Excerpted text =>
----------

Gersten: Congressional hearings

28 June 2000

Published in the Weekly Planet


THE CAST:
 
• Joseph M Gersten: former Florida Congressman and Senator; in 1992 a Dade County Commissioner, and Chairman of the influential Finance Committee. Reformist legislator, with mayoral and federal ambitions.
• Janet Reno: Dade State Attorney till March 1993, before becoming US Attorney General. Arch-enemy of Gersten.
• Richard Gregorie: SAO prosecutor picked by Reno to run the Gersten sex-drugs investigation; cross-sworn as a federal prosecutor.
• Michael Bonner: FBI Agent working, on federal matters, under Gregorie’s direction.
• Mary Cagle: oversaw the Gersten sex-drugs investigation; Gregorie's boss.
• Lisa McCann: the key witness against Gersten in the alleged 'crack den' incident; paid $400 by the FBI to sponsor the Gersten murder allegation.
• Wayne Pearce: 15-year-old boy McCann sent into Miami Homicide to make the murder claim.
• Michael Osborn: Miami Homicide detective who broke down Pearce.
• Patrolman JL Garcia: Miami cop who brought in both the crack den witnesses and the murder witness. Assigned to Reno's SAO; close to Mayor Clark's camp.
 
 
SAO = State Attorney’s Office of the 11th Judicial District of Florida (Metro-Dade). Run in 1992 by Janet Reno.
 
 
Stormclouds gather for Gersten Prosecutors

IN WASHINGTON LAST Friday, Janet Reno’s star prosecutors from the early 1990s finally got their own day in court.

----------

Information shown =>
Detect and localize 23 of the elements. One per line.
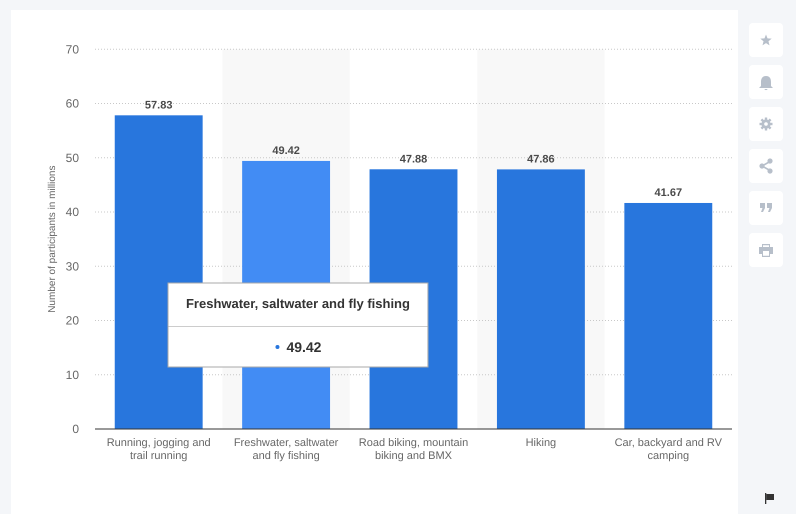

----------

Write out, word for word, the stretch of the Gersten hearings article from "Gersten: Congressional hearings" through "under Gregorie’s direction.".

Gersten: Congressional hearings

28 June 2000

Published in the Weekly Planet


THE CAST:
 
• Joseph M Gersten: former Florida Congressman and Senator; in 1992 a Dade County Commissioner, and Chairman of the influential Finance Committee. Reformist legislator, with mayoral and federal ambitions.
• Janet Reno: Dade State Attorney till March 1993, before becoming US Attorney General. Arch-enemy of Gersten.
• Richard Gregorie: SAO prosecutor picked by Reno to run the Gersten sex-drugs investigation; cross-sworn as a federal prosecutor.
• Michael Bonner: FBI Agent working, on federal matters, under Gregorie’s direction.